---- Input for this task

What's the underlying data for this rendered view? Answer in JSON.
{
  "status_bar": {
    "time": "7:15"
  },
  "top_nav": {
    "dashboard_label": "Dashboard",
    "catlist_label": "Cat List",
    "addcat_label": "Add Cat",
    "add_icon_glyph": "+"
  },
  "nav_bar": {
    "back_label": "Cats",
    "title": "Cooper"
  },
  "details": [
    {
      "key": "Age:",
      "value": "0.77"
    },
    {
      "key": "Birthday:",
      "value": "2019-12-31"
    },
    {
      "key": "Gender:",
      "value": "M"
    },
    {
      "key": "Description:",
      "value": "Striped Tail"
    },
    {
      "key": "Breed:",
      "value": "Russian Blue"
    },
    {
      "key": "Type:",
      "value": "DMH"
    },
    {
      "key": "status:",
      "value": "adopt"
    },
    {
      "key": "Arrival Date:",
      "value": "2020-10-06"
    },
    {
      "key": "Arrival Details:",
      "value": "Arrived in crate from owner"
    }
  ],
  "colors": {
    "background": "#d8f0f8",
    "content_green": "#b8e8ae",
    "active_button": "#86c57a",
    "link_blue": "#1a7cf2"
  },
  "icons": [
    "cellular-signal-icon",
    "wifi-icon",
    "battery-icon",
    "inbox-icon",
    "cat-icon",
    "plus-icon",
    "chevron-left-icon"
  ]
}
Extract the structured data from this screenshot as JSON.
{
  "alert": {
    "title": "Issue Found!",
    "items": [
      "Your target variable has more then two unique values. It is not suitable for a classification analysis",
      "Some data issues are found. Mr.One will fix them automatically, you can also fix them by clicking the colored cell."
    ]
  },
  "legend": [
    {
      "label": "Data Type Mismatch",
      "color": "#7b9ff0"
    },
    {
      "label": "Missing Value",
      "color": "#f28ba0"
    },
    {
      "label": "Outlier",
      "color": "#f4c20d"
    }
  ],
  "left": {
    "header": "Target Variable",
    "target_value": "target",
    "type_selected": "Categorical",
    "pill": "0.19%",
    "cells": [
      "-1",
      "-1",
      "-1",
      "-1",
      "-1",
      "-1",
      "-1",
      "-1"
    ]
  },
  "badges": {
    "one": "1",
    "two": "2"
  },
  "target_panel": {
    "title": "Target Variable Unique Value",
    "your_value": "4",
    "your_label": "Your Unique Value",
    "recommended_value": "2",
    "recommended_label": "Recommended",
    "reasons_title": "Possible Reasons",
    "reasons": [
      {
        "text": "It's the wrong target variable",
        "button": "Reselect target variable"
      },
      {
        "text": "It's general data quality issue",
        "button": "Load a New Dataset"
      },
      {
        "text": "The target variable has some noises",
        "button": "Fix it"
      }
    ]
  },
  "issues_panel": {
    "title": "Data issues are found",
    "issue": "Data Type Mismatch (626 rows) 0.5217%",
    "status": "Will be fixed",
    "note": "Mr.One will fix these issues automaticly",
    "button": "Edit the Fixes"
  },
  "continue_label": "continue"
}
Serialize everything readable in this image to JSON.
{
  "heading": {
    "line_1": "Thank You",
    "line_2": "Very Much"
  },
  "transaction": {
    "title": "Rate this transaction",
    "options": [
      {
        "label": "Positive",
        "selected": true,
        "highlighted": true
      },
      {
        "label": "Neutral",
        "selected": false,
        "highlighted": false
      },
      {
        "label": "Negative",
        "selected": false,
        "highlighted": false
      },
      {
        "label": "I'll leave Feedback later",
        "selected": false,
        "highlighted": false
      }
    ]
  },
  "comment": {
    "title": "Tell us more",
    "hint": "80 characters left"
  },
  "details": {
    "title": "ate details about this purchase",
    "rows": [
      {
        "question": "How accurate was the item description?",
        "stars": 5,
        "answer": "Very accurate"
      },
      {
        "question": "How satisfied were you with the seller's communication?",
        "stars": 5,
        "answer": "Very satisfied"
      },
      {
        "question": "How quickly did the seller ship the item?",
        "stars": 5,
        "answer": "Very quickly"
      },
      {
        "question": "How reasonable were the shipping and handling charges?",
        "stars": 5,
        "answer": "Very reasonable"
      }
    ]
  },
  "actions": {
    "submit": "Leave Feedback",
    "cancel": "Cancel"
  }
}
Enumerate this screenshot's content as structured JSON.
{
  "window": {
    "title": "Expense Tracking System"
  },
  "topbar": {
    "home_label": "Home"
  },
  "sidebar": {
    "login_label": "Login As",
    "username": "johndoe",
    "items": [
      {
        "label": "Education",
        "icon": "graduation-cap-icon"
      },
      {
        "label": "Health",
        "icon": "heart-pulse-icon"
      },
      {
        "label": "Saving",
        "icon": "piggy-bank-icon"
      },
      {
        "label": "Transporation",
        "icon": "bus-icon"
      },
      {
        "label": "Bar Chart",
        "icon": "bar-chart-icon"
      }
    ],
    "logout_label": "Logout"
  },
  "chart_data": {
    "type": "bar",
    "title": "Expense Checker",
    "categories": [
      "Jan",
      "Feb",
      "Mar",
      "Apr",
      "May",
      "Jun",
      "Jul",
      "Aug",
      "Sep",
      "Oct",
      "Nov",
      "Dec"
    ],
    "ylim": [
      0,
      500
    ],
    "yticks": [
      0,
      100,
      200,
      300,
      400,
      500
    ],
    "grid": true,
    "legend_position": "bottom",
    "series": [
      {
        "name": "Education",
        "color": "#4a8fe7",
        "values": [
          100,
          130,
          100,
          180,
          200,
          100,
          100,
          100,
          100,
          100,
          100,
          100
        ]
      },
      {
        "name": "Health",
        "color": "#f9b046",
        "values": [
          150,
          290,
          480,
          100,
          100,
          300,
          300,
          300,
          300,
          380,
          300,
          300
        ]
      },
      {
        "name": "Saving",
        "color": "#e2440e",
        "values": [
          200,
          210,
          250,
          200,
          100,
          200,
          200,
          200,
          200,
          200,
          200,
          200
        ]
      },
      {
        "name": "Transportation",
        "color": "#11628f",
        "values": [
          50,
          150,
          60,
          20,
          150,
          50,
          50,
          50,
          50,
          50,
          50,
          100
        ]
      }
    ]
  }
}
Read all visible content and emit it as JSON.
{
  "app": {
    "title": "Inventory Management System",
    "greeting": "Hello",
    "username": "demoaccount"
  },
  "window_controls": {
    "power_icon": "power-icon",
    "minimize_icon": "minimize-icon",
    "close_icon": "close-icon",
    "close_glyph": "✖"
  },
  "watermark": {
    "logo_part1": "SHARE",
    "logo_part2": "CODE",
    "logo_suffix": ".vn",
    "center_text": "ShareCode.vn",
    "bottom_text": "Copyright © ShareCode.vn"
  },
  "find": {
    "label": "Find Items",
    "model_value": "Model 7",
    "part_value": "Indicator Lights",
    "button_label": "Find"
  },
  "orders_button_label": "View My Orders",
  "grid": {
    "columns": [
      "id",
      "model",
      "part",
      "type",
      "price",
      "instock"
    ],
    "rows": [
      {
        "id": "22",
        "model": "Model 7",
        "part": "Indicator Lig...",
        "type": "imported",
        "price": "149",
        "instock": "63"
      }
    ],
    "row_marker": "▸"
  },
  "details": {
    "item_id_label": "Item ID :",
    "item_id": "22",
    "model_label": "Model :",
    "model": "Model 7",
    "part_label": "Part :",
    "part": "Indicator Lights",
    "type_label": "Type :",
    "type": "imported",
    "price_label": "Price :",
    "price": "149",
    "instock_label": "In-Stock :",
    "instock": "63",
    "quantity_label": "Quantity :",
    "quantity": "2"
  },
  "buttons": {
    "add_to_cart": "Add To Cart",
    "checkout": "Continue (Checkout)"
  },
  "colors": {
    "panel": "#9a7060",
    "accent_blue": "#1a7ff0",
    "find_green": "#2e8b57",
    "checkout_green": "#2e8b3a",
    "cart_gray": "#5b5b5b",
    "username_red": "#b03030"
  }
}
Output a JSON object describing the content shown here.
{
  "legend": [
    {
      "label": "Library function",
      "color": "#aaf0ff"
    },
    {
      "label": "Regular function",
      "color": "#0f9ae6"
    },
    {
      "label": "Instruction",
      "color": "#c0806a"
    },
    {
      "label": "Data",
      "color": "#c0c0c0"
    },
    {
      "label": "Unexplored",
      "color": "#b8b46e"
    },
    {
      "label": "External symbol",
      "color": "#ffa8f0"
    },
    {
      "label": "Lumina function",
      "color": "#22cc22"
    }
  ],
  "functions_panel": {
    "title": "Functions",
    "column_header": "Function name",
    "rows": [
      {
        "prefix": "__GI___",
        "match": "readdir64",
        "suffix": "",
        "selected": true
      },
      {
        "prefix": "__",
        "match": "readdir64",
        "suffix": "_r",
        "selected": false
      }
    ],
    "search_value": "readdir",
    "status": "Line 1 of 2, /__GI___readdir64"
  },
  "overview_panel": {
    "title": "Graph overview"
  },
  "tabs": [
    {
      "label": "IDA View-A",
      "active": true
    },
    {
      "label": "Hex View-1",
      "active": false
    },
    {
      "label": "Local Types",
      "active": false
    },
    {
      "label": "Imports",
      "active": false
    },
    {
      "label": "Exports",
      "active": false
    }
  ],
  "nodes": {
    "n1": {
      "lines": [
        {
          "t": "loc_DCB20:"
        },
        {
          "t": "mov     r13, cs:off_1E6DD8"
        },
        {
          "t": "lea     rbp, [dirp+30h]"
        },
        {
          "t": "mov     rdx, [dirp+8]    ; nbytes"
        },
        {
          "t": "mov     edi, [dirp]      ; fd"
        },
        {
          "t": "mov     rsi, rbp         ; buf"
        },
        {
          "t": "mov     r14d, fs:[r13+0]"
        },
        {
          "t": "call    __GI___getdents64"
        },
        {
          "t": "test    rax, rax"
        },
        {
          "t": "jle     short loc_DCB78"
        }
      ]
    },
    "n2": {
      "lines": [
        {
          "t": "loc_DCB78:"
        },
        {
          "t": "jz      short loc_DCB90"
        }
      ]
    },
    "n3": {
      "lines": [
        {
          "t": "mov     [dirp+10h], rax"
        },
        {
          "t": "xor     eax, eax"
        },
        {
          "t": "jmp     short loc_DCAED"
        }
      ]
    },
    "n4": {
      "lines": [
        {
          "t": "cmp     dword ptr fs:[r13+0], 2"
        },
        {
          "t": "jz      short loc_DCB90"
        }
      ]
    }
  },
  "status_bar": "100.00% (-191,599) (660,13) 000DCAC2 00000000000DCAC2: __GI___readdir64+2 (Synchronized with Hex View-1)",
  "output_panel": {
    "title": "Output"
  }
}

--------

**The problem:**
Count each line where the string "Indicator" occurs, and write only the number.

**Written reply:**
3